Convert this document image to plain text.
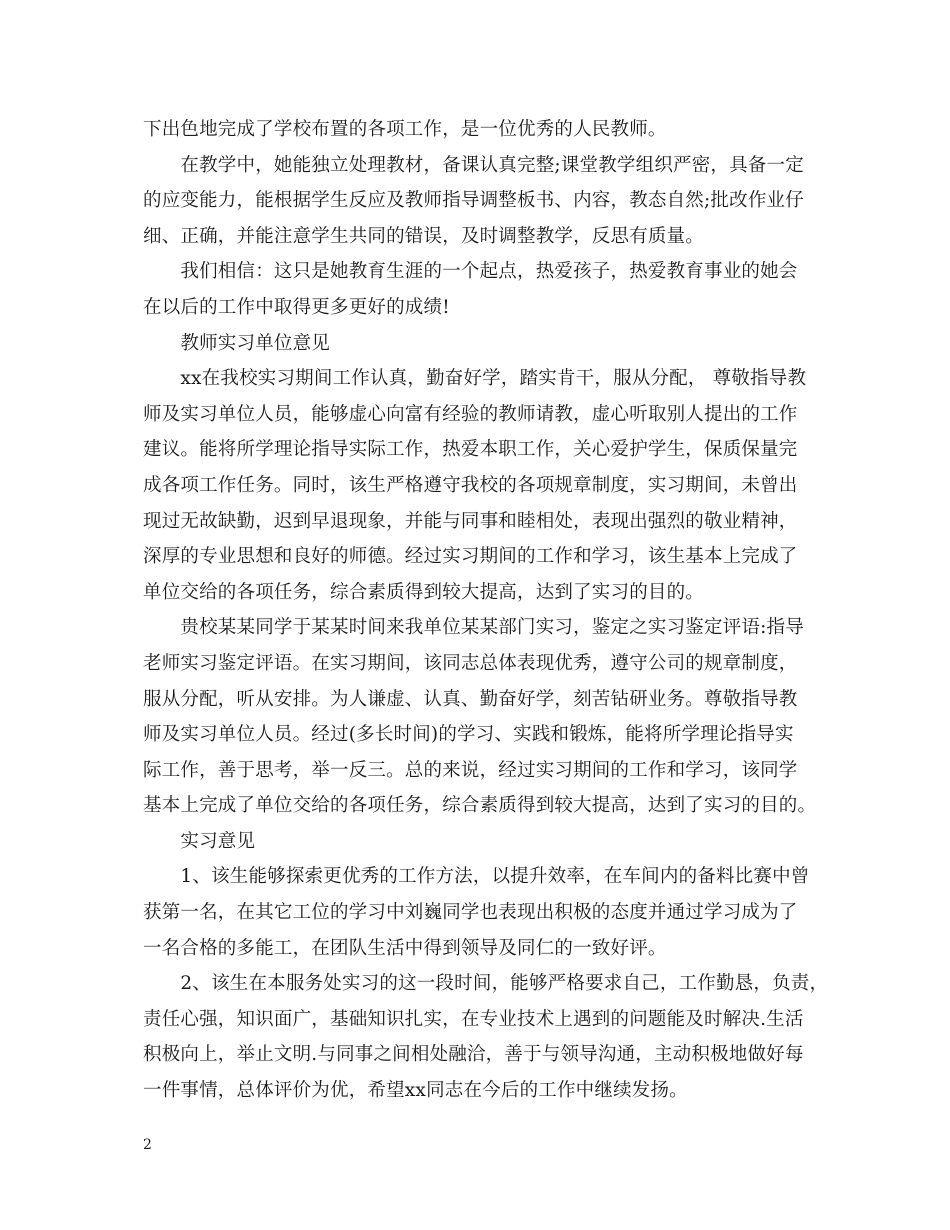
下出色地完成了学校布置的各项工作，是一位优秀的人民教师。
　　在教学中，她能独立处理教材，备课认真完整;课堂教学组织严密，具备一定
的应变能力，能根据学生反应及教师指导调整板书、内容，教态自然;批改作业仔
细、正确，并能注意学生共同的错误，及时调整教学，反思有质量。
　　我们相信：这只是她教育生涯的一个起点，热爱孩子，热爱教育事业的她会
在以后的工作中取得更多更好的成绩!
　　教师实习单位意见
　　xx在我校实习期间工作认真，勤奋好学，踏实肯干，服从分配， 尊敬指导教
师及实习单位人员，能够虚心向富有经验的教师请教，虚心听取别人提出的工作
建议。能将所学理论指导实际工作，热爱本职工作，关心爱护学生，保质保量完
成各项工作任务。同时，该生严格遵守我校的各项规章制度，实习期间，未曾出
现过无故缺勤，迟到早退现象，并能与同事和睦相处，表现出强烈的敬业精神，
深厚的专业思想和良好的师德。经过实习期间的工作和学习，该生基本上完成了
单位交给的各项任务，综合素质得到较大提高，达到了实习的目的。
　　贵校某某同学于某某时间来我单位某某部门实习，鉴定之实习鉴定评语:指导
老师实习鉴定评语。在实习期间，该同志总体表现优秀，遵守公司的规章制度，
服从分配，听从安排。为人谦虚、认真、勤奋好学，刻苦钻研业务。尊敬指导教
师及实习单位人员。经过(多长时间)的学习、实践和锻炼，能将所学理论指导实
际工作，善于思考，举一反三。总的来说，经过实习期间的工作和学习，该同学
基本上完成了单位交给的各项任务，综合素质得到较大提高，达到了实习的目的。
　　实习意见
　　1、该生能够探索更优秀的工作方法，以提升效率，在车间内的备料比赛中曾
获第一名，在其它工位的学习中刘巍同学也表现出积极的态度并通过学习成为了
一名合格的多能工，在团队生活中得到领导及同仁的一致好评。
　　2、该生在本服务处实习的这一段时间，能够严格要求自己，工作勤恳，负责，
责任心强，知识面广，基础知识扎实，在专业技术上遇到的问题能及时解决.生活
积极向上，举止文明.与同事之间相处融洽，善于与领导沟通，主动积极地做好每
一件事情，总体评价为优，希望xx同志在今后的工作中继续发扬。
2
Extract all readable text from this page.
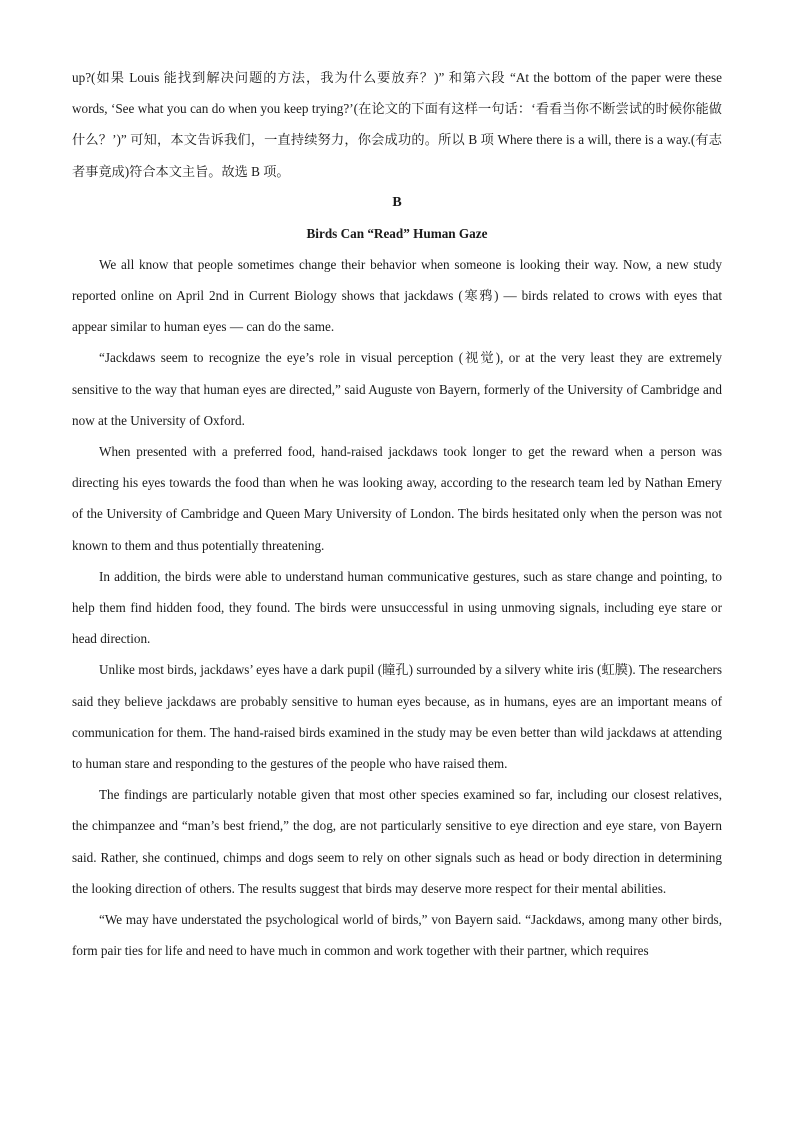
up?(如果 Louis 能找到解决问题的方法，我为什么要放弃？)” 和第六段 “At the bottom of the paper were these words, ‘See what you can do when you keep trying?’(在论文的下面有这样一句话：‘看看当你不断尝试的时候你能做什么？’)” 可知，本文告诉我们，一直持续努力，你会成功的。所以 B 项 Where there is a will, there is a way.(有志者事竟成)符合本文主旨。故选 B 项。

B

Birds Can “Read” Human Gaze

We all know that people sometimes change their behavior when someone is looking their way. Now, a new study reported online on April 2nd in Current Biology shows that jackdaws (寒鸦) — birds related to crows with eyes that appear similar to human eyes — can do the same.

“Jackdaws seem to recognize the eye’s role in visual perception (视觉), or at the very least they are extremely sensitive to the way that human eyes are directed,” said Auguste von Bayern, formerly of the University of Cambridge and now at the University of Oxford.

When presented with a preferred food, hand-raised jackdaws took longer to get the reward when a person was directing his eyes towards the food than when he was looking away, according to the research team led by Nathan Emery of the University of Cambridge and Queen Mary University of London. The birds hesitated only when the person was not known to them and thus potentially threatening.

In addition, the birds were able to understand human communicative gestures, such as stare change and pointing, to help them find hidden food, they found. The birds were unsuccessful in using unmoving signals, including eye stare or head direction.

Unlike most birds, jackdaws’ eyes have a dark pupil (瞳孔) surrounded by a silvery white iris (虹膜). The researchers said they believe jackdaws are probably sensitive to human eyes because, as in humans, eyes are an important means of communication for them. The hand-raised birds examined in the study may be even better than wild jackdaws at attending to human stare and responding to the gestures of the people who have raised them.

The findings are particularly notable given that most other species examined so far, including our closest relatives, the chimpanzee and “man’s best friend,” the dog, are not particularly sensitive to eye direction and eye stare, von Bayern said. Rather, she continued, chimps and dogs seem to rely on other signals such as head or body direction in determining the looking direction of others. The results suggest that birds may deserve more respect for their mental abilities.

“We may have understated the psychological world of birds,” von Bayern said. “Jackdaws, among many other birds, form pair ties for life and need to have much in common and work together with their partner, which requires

...

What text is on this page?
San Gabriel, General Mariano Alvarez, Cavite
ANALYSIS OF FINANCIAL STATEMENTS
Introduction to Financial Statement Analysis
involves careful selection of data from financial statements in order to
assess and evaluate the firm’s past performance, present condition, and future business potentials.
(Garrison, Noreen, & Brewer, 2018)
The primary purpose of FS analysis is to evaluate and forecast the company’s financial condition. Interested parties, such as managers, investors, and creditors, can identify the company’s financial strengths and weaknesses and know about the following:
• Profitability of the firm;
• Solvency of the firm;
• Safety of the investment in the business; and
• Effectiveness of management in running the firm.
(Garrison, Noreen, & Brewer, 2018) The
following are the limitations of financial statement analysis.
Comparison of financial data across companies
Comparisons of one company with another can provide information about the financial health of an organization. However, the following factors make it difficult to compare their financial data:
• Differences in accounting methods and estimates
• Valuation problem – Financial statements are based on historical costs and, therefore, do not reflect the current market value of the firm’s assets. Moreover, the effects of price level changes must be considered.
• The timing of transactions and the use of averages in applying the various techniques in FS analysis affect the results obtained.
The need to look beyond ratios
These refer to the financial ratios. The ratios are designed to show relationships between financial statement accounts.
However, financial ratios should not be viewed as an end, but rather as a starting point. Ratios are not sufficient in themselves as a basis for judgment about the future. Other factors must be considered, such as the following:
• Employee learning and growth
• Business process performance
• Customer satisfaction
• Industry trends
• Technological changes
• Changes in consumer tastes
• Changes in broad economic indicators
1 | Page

...

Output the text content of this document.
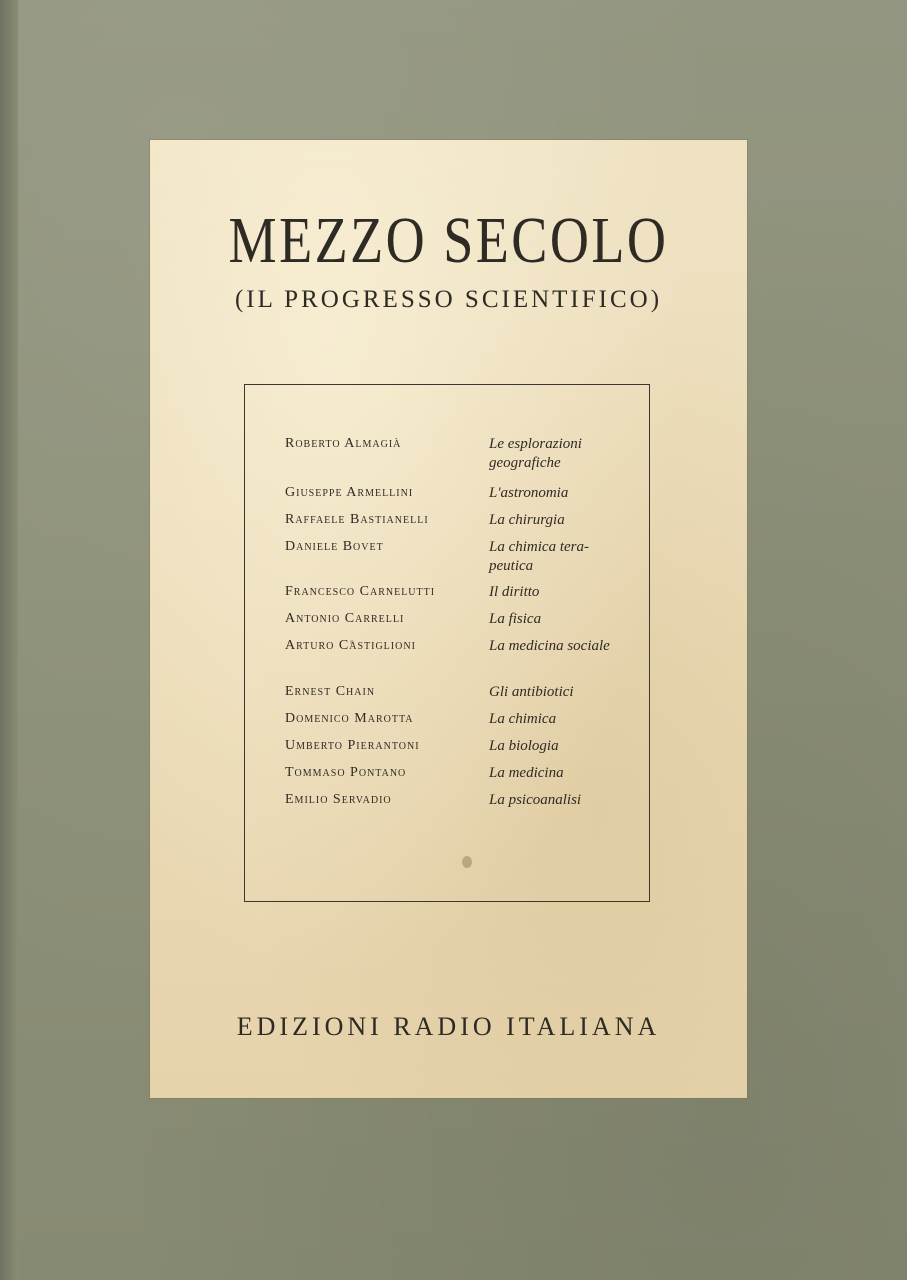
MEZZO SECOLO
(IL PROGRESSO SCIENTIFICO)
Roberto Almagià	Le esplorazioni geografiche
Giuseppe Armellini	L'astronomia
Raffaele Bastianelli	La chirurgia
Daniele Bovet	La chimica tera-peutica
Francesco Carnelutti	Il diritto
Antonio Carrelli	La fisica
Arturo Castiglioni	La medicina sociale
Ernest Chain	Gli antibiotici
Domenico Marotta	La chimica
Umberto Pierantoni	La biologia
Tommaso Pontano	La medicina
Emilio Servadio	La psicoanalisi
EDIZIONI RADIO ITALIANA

Instructions to follow:
Return every line from the records above that holds the word "condition".

Result of this task:
assess and evaluate the firm’s past performance, present condition, and future business potentials.
The primary purpose of FS analysis is to evaluate and forecast the company’s financial condition. Interested parties, such as managers, investors, and creditors, can identify the company’s financial strengths and weaknesses and know about the following:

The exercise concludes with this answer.